[Collected data entries]
◇ ◇ ◇ ◇ ◇

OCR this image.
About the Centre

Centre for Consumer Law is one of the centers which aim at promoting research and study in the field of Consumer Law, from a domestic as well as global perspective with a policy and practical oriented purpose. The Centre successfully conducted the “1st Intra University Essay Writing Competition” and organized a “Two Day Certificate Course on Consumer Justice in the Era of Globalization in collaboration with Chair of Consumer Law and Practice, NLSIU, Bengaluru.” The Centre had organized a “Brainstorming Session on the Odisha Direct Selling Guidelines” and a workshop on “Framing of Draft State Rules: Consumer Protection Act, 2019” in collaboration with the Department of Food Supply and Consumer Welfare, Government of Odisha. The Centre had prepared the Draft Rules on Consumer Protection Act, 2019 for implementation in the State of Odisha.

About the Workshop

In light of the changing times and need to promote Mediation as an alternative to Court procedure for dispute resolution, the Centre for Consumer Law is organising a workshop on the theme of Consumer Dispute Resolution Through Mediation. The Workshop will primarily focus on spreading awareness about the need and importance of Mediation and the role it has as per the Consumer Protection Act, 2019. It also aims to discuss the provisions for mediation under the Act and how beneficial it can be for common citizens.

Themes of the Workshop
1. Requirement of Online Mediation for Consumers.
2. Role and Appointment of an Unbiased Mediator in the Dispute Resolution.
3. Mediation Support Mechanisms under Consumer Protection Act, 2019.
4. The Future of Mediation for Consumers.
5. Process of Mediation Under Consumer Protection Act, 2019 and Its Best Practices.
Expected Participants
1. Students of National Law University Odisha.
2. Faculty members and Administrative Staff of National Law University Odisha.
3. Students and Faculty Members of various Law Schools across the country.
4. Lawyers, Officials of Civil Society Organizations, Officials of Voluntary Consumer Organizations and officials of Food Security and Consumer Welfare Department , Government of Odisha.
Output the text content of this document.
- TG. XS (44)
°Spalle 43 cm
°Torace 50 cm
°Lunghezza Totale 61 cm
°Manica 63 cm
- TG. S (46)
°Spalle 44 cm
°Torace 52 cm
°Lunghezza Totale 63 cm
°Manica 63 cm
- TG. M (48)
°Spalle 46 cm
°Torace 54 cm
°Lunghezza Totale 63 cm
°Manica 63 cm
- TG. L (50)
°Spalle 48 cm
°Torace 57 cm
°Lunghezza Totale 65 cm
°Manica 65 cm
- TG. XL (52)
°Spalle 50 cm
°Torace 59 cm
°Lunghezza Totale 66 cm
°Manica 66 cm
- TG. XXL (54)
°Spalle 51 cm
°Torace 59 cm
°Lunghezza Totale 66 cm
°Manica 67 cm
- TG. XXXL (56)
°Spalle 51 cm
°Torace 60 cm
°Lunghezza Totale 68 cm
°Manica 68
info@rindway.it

◇ ◇ ◇ ◇ ◇

(TASK DETAILS): Copy out each line of the listing that holds "National".

(ANSWER FOR THIS EXERCISE):
1. Students of National Law University Odisha.
2. Faculty members and Administrative Staff of National Law University Odisha.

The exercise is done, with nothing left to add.